### EXERCISE MATERIALS
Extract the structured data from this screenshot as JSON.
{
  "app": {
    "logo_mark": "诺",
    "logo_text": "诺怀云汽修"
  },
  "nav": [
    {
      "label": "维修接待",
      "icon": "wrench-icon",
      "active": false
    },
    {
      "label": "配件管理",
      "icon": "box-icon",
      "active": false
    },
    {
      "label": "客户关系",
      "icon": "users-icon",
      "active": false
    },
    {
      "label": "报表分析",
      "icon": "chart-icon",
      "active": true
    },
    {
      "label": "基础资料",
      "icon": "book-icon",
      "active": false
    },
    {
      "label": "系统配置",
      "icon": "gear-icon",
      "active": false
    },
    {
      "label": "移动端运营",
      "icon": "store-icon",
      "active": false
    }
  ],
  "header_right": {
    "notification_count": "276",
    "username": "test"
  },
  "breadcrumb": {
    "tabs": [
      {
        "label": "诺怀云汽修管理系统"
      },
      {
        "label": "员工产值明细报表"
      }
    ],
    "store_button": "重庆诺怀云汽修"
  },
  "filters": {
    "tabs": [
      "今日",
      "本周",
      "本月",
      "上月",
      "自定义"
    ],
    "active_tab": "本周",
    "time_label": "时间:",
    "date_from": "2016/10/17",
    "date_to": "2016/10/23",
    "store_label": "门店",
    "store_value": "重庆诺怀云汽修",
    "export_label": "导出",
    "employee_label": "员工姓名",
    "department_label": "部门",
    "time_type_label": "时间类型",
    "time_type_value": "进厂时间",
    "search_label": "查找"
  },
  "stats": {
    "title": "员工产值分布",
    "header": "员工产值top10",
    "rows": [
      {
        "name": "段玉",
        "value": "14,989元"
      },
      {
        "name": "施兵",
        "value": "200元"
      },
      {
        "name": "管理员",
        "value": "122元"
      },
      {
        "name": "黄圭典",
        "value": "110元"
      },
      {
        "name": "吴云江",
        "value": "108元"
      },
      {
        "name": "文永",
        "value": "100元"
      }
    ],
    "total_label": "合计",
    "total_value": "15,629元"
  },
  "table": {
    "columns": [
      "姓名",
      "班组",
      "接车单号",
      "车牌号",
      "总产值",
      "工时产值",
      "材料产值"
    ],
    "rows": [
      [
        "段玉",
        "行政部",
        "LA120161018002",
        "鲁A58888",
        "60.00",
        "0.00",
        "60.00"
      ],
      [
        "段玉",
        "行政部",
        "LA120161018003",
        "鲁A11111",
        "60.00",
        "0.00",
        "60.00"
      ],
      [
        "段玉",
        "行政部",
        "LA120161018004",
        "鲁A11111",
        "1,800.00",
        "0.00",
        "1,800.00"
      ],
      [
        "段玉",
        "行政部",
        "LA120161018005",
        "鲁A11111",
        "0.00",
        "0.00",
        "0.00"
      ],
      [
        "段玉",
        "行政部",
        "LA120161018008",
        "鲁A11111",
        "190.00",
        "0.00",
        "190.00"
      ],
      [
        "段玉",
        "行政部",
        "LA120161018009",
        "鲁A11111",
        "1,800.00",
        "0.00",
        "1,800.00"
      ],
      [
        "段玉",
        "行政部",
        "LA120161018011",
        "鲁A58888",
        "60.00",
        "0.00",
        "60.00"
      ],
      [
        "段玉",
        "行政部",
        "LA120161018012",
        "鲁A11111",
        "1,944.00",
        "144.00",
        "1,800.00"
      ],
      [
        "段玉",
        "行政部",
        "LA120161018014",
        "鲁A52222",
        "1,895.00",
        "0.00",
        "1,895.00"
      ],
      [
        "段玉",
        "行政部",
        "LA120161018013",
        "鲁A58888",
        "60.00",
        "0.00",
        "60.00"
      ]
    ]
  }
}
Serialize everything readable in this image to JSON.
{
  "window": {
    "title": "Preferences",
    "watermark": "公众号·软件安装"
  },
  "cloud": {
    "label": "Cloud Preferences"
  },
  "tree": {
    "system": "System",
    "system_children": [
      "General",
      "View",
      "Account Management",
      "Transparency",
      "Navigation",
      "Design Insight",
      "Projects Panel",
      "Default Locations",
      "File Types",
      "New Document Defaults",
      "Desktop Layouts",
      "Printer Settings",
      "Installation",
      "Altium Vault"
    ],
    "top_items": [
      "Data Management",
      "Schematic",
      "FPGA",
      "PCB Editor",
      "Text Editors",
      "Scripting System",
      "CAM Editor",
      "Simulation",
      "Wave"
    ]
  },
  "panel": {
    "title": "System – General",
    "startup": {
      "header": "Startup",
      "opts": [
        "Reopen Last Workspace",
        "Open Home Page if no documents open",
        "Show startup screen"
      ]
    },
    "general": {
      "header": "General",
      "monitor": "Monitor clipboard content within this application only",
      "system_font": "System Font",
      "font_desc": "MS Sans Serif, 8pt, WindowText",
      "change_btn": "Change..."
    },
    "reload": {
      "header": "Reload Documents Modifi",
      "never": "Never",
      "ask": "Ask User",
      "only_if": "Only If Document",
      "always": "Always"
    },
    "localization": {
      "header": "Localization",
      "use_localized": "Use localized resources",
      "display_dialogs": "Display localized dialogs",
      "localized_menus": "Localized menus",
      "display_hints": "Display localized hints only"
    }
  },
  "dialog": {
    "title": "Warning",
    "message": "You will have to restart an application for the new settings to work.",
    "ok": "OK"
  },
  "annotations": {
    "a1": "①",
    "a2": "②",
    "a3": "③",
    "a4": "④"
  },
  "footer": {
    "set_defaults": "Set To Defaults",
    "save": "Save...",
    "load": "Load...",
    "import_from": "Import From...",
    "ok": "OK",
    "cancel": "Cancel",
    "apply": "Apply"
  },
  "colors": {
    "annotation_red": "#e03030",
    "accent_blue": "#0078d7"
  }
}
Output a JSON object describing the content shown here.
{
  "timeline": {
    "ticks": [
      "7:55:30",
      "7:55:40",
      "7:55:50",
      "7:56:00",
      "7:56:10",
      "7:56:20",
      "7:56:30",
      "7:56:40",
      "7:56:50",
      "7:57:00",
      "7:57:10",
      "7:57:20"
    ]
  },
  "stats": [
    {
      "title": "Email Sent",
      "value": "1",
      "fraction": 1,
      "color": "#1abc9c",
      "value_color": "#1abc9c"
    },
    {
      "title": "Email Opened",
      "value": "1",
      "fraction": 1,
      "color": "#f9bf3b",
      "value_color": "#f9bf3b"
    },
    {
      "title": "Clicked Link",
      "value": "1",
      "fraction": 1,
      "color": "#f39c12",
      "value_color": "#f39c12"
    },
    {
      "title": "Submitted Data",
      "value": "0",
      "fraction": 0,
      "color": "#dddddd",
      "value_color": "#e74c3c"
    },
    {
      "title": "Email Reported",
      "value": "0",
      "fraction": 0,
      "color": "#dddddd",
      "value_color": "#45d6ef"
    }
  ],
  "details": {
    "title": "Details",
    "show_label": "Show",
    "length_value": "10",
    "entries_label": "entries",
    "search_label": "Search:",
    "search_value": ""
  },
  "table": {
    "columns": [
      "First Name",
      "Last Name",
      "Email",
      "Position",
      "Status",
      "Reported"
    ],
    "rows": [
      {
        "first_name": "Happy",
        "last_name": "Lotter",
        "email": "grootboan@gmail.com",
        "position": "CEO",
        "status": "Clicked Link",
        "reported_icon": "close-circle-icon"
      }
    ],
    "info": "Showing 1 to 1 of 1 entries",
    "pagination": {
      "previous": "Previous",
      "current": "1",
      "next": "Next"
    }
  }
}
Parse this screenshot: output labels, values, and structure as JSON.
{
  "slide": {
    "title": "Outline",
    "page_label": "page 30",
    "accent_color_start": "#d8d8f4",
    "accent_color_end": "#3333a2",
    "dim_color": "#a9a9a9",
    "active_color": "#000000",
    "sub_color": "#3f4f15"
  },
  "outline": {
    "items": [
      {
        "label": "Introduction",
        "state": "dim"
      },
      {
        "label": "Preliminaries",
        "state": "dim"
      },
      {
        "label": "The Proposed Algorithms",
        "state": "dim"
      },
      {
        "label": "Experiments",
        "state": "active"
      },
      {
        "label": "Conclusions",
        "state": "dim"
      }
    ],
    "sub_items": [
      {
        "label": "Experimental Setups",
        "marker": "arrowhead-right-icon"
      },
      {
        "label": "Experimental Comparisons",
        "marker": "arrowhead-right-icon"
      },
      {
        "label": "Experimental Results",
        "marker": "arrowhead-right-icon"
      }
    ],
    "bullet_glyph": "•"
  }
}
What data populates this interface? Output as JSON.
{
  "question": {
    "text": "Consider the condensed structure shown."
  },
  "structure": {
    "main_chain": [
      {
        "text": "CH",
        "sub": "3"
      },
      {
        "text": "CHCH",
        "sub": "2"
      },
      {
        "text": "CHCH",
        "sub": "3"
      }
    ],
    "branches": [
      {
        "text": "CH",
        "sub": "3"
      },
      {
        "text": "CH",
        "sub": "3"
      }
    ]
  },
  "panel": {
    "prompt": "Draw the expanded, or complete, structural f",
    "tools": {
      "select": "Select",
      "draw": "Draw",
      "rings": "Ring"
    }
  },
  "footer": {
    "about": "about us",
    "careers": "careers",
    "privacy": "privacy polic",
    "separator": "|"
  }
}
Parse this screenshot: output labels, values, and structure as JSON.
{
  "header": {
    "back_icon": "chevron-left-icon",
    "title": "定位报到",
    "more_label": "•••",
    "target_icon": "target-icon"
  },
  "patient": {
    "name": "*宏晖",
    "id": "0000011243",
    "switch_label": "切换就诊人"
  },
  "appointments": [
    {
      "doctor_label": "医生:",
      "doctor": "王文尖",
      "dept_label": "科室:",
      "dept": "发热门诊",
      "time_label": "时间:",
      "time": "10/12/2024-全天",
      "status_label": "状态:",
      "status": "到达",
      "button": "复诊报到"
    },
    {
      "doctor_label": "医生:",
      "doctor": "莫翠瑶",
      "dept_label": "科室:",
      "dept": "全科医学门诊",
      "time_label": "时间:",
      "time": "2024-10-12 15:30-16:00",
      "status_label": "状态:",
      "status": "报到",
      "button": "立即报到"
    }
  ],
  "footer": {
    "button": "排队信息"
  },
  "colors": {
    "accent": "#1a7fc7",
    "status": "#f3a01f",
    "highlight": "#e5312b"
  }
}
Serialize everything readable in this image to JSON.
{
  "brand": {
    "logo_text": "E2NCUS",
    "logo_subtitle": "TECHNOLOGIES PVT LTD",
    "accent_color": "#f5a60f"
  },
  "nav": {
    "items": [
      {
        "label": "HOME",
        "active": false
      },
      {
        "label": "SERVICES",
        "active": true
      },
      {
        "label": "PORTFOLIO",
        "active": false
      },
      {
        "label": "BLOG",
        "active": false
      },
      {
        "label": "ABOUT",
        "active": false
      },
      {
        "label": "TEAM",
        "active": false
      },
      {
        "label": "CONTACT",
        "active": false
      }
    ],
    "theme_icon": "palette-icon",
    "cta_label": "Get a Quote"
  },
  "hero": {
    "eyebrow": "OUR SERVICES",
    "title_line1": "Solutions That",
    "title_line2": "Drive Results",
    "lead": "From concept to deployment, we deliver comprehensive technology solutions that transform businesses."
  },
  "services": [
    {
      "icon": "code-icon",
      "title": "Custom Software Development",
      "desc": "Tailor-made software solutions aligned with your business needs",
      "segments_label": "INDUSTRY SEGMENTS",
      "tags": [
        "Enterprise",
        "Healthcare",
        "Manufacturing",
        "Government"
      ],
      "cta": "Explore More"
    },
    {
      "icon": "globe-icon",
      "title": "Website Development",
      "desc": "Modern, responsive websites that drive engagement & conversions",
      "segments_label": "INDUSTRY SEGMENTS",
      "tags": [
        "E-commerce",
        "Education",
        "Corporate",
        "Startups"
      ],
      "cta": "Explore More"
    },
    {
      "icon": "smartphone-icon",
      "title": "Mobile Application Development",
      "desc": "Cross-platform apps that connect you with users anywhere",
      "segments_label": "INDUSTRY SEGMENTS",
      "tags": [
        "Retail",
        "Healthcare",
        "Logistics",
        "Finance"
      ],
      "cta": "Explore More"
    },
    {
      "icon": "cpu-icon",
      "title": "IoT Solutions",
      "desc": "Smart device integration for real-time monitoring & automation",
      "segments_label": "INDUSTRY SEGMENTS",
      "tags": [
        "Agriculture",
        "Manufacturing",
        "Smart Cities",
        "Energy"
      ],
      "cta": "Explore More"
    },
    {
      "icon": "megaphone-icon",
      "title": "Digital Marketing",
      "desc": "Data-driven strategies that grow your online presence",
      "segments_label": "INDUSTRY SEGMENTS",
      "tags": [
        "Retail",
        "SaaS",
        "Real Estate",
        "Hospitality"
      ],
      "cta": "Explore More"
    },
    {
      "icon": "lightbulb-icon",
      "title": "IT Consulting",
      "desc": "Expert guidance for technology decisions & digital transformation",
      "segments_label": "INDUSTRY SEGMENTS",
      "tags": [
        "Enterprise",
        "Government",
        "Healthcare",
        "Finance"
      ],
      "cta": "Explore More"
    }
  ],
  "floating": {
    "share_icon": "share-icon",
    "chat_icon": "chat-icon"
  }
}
######
**EXERCISE DIRECTIONS**
Using the records above, pull out each line where the word "entries" occurs.

**SOLUTION FOR THIS PROBLEM**
    "entries_label": "entries",
    "info": "Showing 1 to 1 of 1 entries",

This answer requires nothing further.